====== PROVIDED RECORDS

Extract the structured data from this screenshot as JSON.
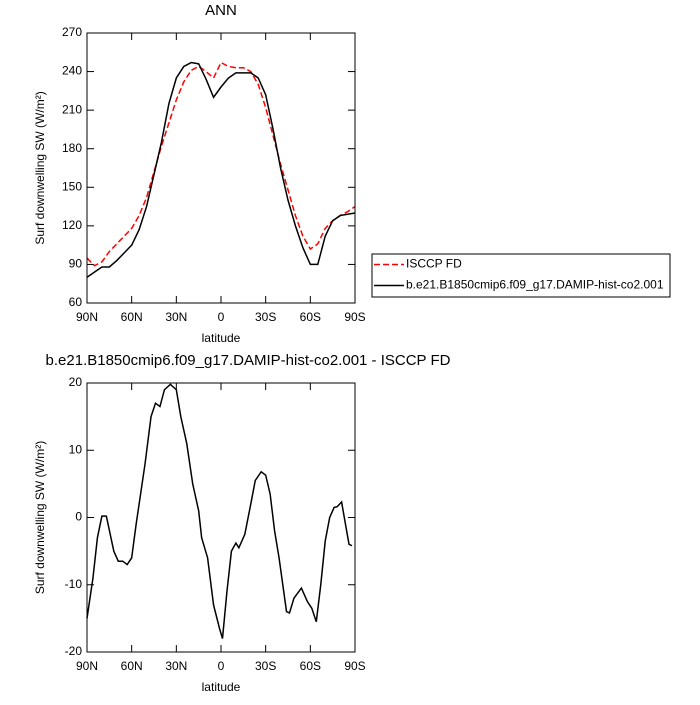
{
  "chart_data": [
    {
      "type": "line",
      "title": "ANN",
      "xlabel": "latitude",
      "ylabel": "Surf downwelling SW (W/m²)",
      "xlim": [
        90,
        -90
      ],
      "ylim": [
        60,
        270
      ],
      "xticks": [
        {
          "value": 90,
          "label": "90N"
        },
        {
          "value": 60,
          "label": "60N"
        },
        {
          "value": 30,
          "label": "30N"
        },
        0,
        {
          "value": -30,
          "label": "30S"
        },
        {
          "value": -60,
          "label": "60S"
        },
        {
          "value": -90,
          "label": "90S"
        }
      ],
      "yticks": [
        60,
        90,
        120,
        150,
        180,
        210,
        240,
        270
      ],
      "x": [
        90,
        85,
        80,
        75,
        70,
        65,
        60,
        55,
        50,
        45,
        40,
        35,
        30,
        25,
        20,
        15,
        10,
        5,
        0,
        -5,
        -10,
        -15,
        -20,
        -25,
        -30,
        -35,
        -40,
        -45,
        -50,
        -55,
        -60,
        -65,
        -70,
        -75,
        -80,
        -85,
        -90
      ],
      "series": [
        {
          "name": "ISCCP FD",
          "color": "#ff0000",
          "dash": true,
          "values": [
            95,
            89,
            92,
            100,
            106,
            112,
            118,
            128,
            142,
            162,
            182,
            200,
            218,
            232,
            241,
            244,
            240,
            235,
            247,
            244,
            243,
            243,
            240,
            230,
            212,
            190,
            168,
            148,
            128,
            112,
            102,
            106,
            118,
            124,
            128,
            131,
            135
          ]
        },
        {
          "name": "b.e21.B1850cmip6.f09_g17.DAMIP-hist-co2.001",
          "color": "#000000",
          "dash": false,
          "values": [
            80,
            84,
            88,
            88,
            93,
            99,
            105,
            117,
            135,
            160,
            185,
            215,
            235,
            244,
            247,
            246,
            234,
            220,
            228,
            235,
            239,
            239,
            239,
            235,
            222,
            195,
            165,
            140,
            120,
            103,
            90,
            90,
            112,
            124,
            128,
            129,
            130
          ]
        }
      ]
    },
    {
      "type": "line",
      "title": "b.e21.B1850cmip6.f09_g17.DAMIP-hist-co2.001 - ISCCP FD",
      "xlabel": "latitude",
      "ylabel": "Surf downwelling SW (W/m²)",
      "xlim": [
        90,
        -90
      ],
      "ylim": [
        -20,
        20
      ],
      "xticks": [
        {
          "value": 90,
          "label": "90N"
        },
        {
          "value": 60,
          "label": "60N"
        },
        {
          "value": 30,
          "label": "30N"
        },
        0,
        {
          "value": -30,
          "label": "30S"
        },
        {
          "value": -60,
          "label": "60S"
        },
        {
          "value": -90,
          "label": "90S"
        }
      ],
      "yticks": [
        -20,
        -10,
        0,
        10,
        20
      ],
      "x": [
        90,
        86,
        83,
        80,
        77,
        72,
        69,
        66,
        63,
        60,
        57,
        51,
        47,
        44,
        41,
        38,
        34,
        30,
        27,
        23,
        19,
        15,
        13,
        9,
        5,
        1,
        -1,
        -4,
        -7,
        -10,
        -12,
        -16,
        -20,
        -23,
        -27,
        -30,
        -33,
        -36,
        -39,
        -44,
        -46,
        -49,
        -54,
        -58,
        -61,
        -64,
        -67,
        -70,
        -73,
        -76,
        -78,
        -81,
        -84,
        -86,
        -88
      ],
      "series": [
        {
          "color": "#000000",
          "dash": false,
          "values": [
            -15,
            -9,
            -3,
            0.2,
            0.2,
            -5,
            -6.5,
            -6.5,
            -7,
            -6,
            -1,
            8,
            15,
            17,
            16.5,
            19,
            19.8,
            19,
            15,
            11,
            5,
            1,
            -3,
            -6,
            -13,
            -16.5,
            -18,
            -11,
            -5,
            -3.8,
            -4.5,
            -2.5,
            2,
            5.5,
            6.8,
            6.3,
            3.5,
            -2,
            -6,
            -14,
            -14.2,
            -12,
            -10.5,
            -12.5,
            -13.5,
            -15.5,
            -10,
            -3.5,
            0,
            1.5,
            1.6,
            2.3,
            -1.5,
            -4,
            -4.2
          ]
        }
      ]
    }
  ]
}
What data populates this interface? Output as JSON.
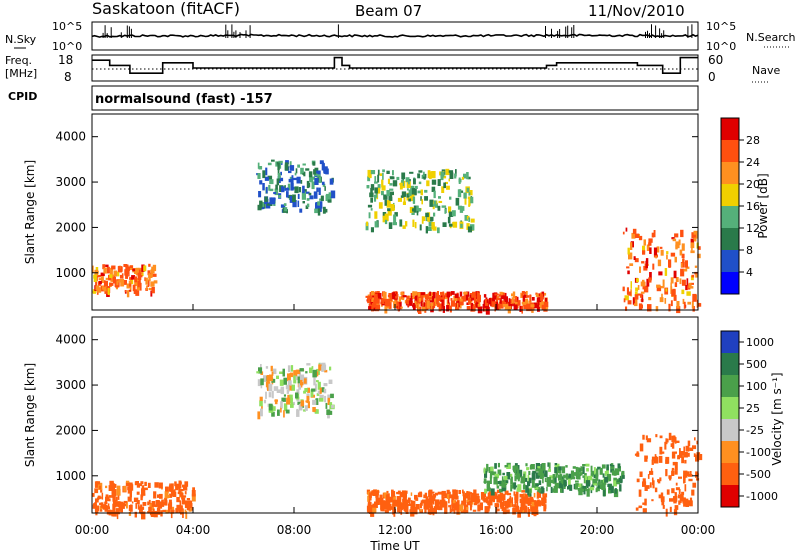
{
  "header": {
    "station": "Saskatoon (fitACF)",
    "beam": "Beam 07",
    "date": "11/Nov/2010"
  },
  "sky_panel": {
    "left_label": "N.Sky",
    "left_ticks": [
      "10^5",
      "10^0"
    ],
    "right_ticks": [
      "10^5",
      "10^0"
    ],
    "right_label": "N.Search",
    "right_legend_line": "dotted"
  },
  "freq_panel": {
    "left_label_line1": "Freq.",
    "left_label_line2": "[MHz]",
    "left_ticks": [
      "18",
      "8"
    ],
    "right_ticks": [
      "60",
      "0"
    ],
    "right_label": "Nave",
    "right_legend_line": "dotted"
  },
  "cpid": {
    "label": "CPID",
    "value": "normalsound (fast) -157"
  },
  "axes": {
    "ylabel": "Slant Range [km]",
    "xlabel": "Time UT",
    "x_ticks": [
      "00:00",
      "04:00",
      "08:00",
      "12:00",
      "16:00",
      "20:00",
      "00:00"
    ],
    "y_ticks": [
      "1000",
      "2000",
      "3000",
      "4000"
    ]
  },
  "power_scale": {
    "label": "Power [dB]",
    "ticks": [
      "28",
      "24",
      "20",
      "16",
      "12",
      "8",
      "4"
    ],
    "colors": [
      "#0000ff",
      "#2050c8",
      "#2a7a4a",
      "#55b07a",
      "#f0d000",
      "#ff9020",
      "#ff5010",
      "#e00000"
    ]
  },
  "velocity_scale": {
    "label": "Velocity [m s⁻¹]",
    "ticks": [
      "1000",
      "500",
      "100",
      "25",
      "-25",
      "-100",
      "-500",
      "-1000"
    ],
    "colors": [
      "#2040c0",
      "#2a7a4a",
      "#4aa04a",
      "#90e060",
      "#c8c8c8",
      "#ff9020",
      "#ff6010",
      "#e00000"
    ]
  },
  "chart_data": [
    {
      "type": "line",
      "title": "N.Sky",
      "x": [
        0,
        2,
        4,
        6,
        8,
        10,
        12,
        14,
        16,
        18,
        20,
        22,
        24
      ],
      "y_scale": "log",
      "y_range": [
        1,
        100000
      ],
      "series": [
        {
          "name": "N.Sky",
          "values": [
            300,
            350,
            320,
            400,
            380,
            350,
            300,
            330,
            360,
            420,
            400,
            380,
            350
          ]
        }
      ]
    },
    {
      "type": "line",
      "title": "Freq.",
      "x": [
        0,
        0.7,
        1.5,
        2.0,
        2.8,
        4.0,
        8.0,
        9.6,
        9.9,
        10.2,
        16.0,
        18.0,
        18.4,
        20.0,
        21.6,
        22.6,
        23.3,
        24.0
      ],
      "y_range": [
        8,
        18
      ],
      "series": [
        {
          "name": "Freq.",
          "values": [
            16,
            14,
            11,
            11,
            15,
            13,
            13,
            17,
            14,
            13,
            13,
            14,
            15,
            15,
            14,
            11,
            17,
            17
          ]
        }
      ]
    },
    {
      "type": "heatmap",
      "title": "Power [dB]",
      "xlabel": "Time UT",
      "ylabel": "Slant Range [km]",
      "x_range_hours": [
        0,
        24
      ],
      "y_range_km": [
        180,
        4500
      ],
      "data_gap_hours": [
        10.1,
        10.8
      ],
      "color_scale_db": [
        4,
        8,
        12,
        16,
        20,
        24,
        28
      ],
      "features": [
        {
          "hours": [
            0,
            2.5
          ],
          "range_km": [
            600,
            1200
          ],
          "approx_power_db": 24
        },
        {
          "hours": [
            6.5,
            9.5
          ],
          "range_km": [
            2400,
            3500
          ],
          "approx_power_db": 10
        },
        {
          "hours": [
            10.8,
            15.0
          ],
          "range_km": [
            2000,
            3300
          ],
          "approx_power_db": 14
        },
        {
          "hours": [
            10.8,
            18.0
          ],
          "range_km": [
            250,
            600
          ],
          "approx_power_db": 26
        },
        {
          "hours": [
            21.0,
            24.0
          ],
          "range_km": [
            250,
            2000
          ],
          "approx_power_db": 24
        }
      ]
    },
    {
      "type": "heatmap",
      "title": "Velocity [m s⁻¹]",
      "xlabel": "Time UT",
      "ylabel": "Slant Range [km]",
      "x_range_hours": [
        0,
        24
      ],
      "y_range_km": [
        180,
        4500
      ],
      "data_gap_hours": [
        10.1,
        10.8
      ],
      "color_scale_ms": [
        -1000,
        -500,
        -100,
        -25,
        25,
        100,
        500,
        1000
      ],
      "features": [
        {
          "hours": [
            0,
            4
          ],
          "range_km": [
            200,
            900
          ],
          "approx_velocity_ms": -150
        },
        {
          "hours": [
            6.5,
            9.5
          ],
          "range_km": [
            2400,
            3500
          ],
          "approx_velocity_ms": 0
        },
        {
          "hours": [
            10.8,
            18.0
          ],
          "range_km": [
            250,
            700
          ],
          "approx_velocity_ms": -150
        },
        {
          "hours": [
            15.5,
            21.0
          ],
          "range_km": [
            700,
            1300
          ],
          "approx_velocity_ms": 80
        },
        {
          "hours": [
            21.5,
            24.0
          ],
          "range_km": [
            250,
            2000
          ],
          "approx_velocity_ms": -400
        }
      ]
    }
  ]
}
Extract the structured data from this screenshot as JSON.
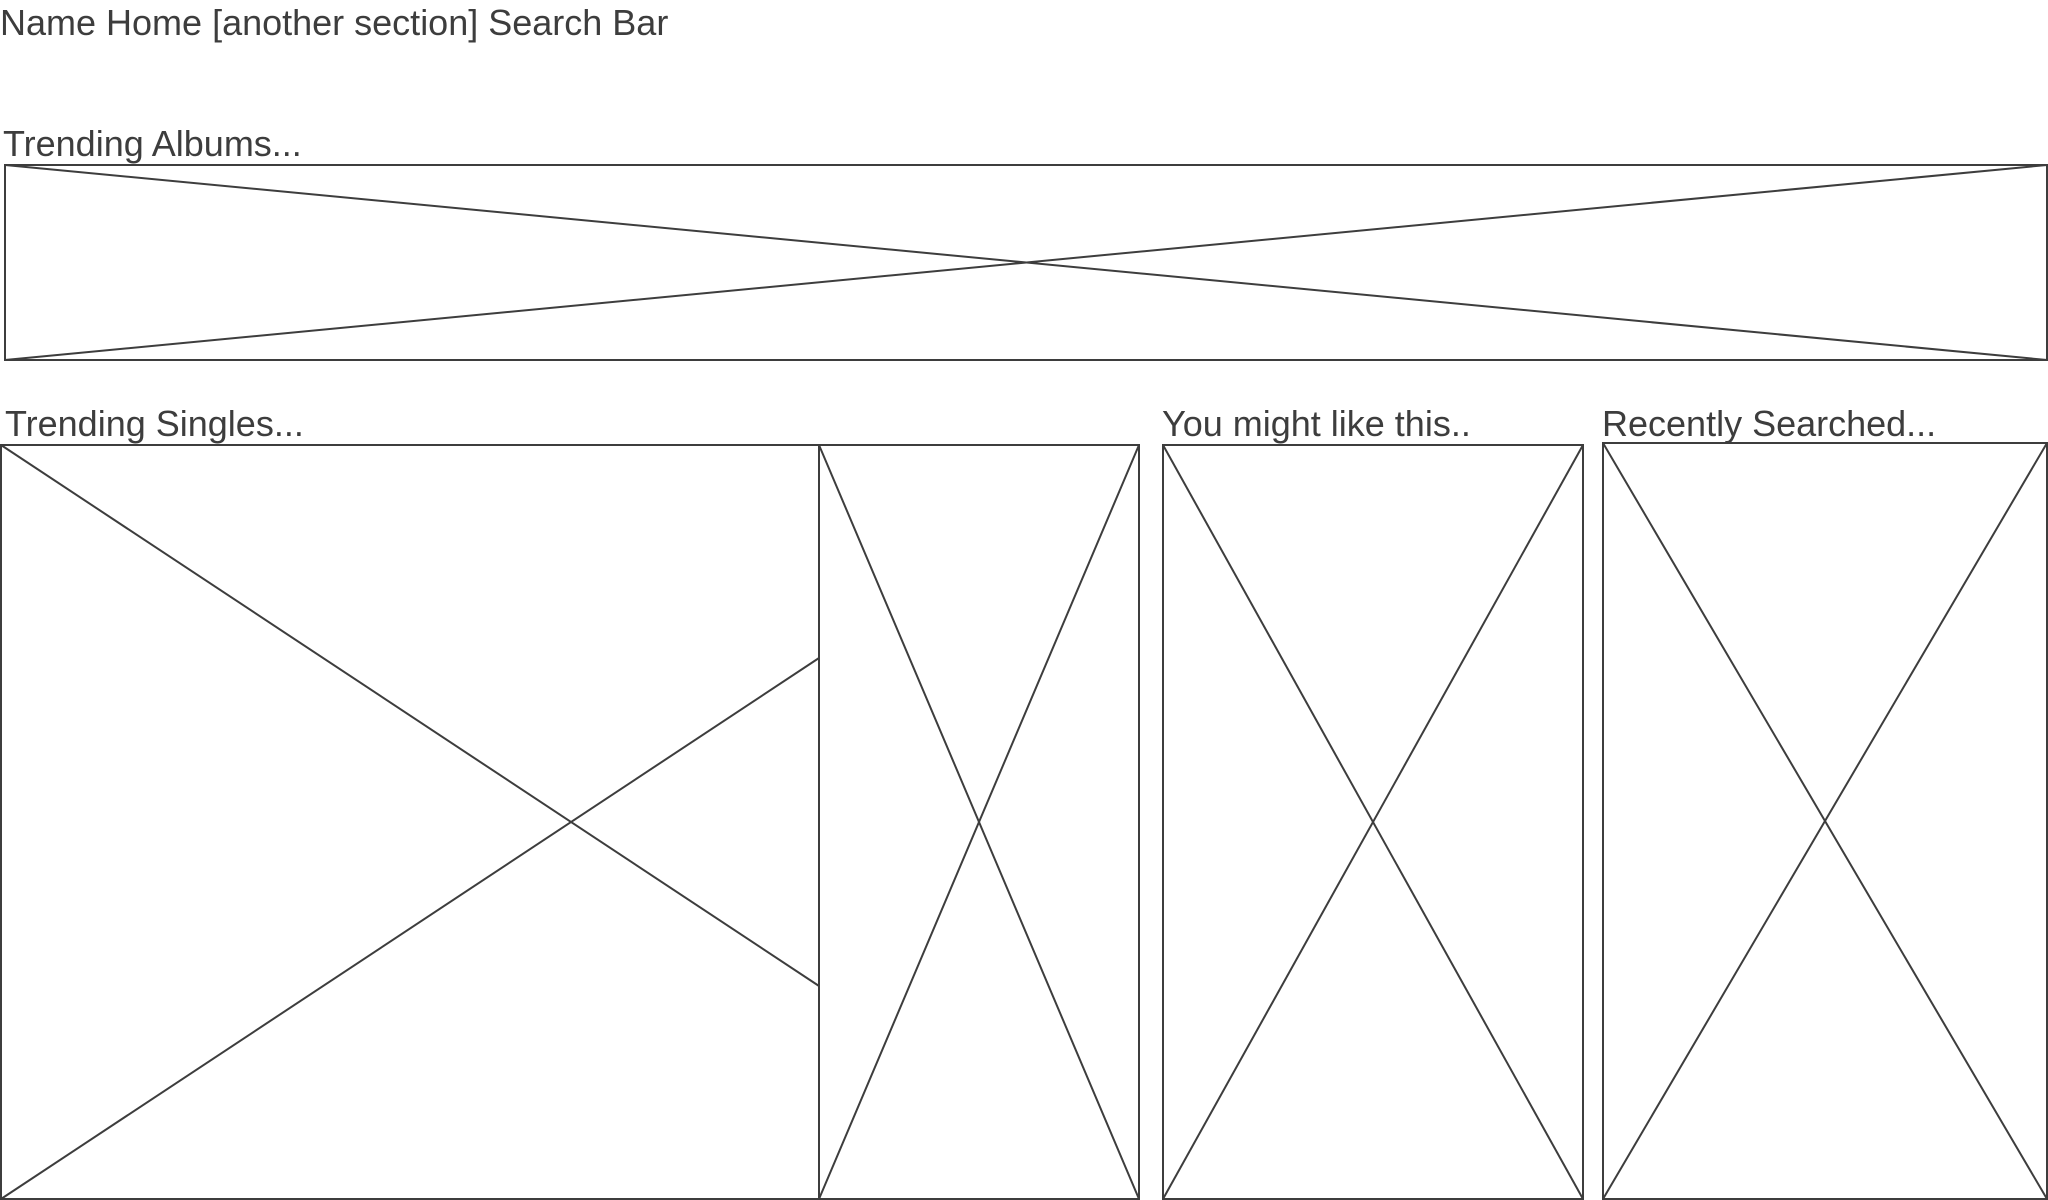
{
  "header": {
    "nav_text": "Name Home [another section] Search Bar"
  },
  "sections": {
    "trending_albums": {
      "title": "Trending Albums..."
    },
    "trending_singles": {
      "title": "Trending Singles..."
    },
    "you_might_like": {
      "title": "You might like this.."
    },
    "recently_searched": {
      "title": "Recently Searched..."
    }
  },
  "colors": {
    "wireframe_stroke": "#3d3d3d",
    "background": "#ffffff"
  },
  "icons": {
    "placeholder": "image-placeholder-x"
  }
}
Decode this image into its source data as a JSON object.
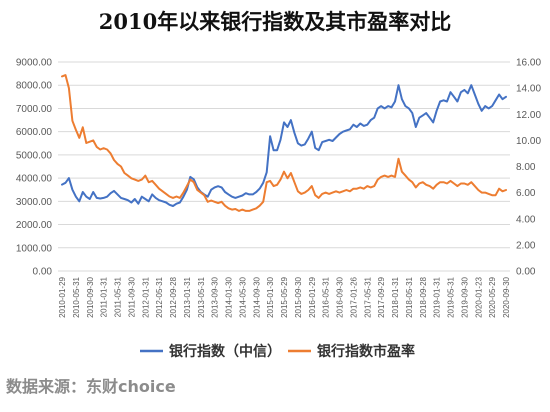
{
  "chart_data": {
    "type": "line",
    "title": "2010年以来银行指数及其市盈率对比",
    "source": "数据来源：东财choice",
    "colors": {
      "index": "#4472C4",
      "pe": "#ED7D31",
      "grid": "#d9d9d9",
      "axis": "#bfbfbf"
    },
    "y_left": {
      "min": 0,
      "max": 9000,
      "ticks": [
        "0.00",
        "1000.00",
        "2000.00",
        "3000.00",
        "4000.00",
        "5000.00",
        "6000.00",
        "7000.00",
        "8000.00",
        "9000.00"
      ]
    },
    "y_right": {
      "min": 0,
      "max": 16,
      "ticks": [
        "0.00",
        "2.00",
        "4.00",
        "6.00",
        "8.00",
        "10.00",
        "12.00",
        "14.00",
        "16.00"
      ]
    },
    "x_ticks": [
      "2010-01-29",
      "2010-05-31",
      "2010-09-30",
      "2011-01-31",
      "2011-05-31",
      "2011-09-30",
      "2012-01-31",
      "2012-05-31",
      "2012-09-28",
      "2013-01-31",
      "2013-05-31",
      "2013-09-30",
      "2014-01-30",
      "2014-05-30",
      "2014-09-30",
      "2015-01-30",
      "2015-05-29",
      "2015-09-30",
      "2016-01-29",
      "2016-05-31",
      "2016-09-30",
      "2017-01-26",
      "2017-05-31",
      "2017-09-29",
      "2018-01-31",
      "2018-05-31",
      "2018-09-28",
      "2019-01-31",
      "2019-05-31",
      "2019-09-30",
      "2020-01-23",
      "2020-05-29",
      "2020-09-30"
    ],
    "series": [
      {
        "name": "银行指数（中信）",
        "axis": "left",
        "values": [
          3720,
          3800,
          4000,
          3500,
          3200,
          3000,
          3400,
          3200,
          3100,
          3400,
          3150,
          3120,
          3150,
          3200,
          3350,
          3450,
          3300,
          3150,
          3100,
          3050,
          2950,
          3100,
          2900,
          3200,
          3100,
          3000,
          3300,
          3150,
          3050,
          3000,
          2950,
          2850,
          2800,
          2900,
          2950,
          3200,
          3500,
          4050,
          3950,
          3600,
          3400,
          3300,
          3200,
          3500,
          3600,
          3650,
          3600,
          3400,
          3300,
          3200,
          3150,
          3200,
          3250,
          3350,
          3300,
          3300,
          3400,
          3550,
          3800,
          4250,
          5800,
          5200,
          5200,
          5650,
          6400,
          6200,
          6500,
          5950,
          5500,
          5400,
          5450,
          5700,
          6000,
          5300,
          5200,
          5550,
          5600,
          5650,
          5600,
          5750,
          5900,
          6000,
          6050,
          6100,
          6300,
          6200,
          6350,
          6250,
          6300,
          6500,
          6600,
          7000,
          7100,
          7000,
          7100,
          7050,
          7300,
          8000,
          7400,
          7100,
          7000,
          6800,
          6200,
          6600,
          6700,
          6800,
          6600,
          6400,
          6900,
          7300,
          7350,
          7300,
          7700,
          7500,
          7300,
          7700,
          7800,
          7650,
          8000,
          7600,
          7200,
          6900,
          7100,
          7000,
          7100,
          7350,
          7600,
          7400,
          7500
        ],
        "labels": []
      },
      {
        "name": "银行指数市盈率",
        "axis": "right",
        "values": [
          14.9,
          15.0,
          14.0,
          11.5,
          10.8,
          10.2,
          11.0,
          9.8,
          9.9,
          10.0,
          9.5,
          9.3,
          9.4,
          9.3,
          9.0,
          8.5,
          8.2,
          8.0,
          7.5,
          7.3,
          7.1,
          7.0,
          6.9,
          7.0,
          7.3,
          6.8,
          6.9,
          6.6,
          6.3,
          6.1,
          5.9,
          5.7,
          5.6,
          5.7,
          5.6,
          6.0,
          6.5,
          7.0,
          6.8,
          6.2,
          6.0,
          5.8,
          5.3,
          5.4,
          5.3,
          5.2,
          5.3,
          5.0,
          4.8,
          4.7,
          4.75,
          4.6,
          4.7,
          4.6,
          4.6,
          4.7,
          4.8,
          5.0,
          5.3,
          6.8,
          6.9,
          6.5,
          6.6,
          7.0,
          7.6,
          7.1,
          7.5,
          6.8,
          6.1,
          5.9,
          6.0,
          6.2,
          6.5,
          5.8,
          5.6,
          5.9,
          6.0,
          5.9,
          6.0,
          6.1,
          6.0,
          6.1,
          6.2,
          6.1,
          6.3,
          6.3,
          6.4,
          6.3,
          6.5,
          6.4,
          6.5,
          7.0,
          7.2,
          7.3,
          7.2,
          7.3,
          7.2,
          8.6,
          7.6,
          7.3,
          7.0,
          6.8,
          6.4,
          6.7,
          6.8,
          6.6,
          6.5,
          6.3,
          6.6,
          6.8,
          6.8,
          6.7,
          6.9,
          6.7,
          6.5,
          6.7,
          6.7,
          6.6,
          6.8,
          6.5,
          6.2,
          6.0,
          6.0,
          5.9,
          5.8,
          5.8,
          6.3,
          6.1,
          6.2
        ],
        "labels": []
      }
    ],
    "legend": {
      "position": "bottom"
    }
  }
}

============

**AIM:** Search the entries for the string "title" and collect each line that has it.

**EXPECTED ANSWER:**
      "title": "ANN",
      "title": "b.e21.B1850cmip6.f09_g17.DAMIP-hist-co2.001 - ISCCP FD",
      "title": "N.Sky",
      "title": "Freq.",
      "title": "Power [dB]",
      "title": "Velocity [m s⁻¹]",
      "title": "Trending Albums..."
      "title": "Trending Singles..."
      "title": "You might like this.."
      "title": "Recently Searched..."
    "title": "2010年以来银行指数及其市盈率对比",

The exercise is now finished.